_Stated task_. Please pull out every line that includes the string "antique".
==== Extracted entries
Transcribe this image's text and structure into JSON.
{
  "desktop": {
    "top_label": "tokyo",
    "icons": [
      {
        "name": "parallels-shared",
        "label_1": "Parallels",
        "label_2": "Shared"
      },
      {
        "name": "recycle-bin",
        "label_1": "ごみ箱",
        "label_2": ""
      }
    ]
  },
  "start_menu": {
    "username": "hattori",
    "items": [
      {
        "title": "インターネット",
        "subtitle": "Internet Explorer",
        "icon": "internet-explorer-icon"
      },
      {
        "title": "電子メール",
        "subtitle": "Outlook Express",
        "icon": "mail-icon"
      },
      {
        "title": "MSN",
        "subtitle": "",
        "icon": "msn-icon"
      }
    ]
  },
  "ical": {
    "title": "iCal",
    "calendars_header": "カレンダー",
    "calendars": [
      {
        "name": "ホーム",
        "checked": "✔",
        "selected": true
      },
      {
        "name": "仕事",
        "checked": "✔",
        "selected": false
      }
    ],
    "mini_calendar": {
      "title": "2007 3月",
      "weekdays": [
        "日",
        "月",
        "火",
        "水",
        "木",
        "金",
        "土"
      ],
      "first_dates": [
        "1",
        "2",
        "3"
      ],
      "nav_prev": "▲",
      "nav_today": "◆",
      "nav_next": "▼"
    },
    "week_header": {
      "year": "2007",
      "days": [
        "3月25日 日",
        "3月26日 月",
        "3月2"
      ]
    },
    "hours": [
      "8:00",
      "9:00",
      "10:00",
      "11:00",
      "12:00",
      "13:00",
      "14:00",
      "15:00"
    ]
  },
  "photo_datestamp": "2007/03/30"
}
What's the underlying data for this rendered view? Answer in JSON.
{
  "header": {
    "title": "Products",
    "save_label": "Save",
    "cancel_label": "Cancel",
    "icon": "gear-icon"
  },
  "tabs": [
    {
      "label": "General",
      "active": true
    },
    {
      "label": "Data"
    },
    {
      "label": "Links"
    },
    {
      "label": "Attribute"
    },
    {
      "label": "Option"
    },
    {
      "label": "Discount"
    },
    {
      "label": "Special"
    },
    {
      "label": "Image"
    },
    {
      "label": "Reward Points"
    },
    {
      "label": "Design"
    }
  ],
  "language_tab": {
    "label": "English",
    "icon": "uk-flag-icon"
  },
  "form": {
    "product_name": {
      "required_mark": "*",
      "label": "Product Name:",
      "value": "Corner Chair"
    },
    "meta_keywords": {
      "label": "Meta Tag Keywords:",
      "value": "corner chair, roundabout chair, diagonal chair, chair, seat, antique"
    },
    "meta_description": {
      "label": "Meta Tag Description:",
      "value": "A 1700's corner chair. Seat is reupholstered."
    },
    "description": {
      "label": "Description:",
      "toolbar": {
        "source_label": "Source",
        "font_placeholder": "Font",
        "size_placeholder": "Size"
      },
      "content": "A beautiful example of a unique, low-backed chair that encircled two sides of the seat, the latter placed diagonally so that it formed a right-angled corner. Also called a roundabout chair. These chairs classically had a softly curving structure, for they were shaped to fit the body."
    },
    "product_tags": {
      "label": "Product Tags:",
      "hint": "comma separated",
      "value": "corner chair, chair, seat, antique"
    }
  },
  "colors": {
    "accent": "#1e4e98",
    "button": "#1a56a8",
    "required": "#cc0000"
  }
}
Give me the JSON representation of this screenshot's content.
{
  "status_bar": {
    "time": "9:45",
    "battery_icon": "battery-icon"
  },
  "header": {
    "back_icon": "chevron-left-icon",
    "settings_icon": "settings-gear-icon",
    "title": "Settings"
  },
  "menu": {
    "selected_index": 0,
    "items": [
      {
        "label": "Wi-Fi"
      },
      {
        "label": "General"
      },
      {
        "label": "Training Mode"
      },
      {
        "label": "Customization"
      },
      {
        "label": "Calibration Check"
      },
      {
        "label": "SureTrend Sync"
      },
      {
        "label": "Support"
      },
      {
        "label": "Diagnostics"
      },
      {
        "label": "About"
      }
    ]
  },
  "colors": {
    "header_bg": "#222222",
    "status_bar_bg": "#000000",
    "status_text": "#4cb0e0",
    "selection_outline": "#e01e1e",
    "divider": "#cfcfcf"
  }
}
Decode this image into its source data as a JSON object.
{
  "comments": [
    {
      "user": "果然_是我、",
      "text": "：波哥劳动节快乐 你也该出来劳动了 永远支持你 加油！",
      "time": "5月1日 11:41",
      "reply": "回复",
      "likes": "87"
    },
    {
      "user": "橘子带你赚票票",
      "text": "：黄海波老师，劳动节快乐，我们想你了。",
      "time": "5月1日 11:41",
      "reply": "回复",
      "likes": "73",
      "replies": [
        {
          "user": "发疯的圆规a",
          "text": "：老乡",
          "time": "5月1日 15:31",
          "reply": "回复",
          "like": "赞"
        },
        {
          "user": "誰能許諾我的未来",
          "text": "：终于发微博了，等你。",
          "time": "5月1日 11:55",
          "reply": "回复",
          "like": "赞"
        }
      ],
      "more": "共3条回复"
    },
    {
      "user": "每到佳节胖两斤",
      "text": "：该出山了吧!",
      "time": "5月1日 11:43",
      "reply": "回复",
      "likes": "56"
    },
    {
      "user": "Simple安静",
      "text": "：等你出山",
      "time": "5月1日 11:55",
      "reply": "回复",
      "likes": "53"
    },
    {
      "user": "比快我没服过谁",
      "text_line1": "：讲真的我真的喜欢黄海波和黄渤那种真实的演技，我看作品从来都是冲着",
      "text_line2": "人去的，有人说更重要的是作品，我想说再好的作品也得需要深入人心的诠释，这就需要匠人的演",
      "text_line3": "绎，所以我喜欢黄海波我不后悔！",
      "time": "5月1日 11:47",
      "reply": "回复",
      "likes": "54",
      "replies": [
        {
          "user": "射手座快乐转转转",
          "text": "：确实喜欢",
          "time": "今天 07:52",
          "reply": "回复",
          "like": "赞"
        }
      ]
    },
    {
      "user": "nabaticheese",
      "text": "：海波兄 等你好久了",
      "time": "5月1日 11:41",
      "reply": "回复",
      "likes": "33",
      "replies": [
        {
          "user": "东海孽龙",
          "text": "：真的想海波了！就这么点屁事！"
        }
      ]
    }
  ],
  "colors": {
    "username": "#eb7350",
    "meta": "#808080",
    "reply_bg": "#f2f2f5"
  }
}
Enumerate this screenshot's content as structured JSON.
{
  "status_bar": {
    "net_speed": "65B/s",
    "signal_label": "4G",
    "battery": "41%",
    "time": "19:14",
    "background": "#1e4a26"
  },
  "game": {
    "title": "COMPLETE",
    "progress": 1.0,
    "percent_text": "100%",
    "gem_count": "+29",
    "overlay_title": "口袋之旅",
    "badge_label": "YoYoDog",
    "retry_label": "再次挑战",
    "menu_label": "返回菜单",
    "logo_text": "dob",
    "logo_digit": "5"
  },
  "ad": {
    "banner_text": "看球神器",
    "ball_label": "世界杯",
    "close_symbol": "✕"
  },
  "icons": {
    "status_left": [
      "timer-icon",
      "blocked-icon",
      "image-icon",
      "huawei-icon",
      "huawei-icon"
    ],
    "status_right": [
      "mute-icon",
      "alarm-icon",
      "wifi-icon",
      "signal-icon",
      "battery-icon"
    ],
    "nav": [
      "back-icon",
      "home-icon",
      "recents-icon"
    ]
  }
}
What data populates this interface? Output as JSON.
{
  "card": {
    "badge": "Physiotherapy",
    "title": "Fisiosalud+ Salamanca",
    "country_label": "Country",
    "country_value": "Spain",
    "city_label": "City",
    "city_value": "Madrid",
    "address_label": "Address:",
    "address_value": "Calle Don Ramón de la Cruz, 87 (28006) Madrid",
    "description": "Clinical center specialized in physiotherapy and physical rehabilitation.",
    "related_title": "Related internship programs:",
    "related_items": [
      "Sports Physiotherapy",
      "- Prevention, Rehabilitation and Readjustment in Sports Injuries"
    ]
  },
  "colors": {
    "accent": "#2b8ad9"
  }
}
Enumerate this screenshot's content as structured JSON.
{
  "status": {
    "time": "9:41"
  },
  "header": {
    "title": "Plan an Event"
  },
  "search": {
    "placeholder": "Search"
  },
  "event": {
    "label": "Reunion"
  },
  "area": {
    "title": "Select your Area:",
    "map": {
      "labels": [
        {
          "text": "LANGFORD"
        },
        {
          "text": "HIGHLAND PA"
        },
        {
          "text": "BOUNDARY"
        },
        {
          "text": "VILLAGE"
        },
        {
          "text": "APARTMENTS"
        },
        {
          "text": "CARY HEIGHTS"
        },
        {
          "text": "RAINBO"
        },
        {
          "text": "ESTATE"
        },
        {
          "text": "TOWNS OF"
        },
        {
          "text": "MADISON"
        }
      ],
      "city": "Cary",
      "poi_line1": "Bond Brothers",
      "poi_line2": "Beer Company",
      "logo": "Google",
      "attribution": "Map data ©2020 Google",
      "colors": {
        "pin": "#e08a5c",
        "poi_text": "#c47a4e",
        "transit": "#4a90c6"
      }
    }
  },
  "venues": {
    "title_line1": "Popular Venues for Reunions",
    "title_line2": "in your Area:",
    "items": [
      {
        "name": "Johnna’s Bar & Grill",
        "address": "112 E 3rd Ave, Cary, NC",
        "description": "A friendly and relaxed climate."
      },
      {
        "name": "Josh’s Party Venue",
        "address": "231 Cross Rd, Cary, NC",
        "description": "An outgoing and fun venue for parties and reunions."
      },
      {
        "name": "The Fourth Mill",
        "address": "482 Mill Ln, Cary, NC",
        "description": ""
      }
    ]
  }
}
========
_Finished task_.
      "value": "corner chair, roundabout chair, diagonal chair, chair, seat, antique"
      "value": "corner chair, chair, seat, antique"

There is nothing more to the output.